*What the exercise asks*
Pictures do not belong in the copy, so please give every entry below again exactly.

*Records for the exercise*
------------------------------------------------
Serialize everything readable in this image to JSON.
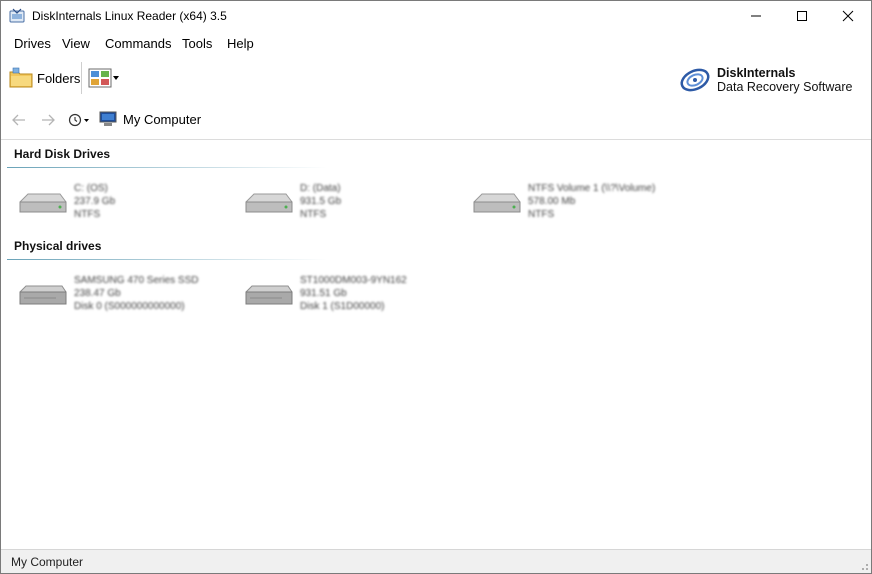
{
  "window": {
    "title": "DiskInternals Linux Reader (x64) 3.5"
  },
  "menu": [
    "Drives",
    "View",
    "Commands",
    "Tools",
    "Help"
  ],
  "toolbar": {
    "folders_label": "Folders",
    "brand_line1": "DiskInternals",
    "brand_line2": "Data Recovery Software"
  },
  "address": {
    "location": "My Computer"
  },
  "sections": {
    "hard_disk_drives": {
      "title": "Hard Disk Drives",
      "items": [
        {
          "line1": "C: (OS)",
          "line2": "237.9 Gb",
          "line3": "NTFS"
        },
        {
          "line1": "D: (Data)",
          "line2": "931.5 Gb",
          "line3": "NTFS"
        },
        {
          "line1": "NTFS Volume 1 (\\\\?\\Volume)",
          "line2": "578.00 Mb",
          "line3": "NTFS"
        }
      ]
    },
    "physical_drives": {
      "title": "Physical drives",
      "items": [
        {
          "line1": "SAMSUNG 470 Series SSD",
          "line2": "238.47 Gb",
          "line3": "Disk 0 (S000000000000)"
        },
        {
          "line1": "ST1000DM003-9YN162",
          "line2": "931.51 Gb",
          "line3": "Disk 1 (S1D00000)"
        }
      ]
    }
  },
  "status": {
    "text": "My Computer"
  }
}
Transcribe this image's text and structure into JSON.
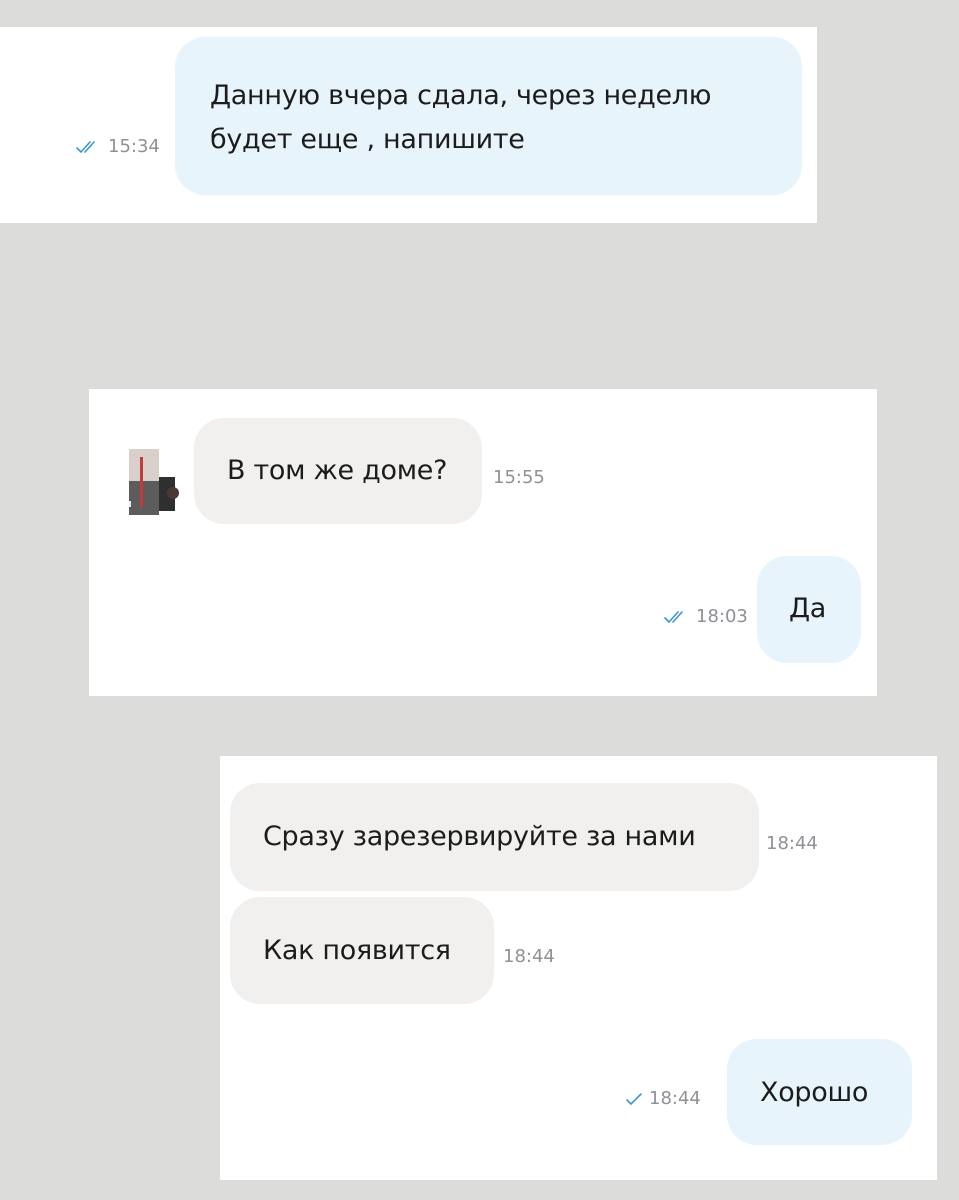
{
  "colors": {
    "outgoing_bubble": "#e8f4fc",
    "incoming_bubble": "#f1f0ee",
    "check_mark": "#3d95d6",
    "time_text": "#8e9196",
    "page_background": "#dcdcdb"
  },
  "card1": {
    "messages": [
      {
        "direction": "outgoing",
        "line1": "Данную вчера сдала, через неделю",
        "line2": "будет еще , напишите",
        "time": "15:34",
        "status_icon": "double-check-icon"
      }
    ]
  },
  "card2": {
    "avatar_icon": "contact-avatar",
    "messages": [
      {
        "direction": "incoming",
        "text": "В том же доме?",
        "time": "15:55"
      },
      {
        "direction": "outgoing",
        "text": "Да",
        "time": "18:03",
        "status_icon": "double-check-icon"
      }
    ]
  },
  "card3": {
    "messages": [
      {
        "direction": "incoming",
        "text": "Сразу зарезервируйте за нами",
        "time": "18:44"
      },
      {
        "direction": "incoming",
        "text": "Как появится",
        "time": "18:44"
      },
      {
        "direction": "outgoing",
        "text": "Хорошо",
        "time": "18:44",
        "status_icon": "single-check-icon"
      }
    ]
  }
}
------------------------------------------------
*Full answer*
Serialize everything readable in this image to JSON.
{
  "window": {
    "title": "DiskInternals Linux Reader (x64) 3.5"
  },
  "menu": [
    "Drives",
    "View",
    "Commands",
    "Tools",
    "Help"
  ],
  "toolbar": {
    "folders_label": "Folders",
    "brand_line1": "DiskInternals",
    "brand_line2": "Data Recovery Software"
  },
  "address": {
    "location": "My Computer"
  },
  "sections": {
    "hard_disk_drives": {
      "title": "Hard Disk Drives",
      "items": [
        {
          "line1": "C: (OS)",
          "line2": "237.9 Gb",
          "line3": "NTFS"
        },
        {
          "line1": "D: (Data)",
          "line2": "931.5 Gb",
          "line3": "NTFS"
        },
        {
          "line1": "NTFS Volume 1 (\\\\?\\Volume)",
          "line2": "578.00 Mb",
          "line3": "NTFS"
        }
      ]
    },
    "physical_drives": {
      "title": "Physical drives",
      "items": [
        {
          "line1": "SAMSUNG 470 Series SSD",
          "line2": "238.47 Gb",
          "line3": "Disk 0 (S000000000000)"
        },
        {
          "line1": "ST1000DM003-9YN162",
          "line2": "931.51 Gb",
          "line3": "Disk 1 (S1D00000)"
        }
      ]
    }
  },
  "status": {
    "text": "My Computer"
  }
}
Transcribe this image's text and structure into JSON.
{
  "colors": {
    "outgoing_bubble": "#e8f4fc",
    "incoming_bubble": "#f1f0ee",
    "check_mark": "#3d95d6",
    "time_text": "#8e9196",
    "page_background": "#dcdcdb"
  },
  "card1": {
    "messages": [
      {
        "direction": "outgoing",
        "line1": "Данную вчера сдала, через неделю",
        "line2": "будет еще , напишите",
        "time": "15:34",
        "status_icon": "double-check-icon"
      }
    ]
  },
  "card2": {
    "avatar_icon": "contact-avatar",
    "messages": [
      {
        "direction": "incoming",
        "text": "В том же доме?",
        "time": "15:55"
      },
      {
        "direction": "outgoing",
        "text": "Да",
        "time": "18:03",
        "status_icon": "double-check-icon"
      }
    ]
  },
  "card3": {
    "messages": [
      {
        "direction": "incoming",
        "text": "Сразу зарезервируйте за нами",
        "time": "18:44"
      },
      {
        "direction": "incoming",
        "text": "Как появится",
        "time": "18:44"
      },
      {
        "direction": "outgoing",
        "text": "Хорошо",
        "time": "18:44",
        "status_icon": "single-check-icon"
      }
    ]
  }
}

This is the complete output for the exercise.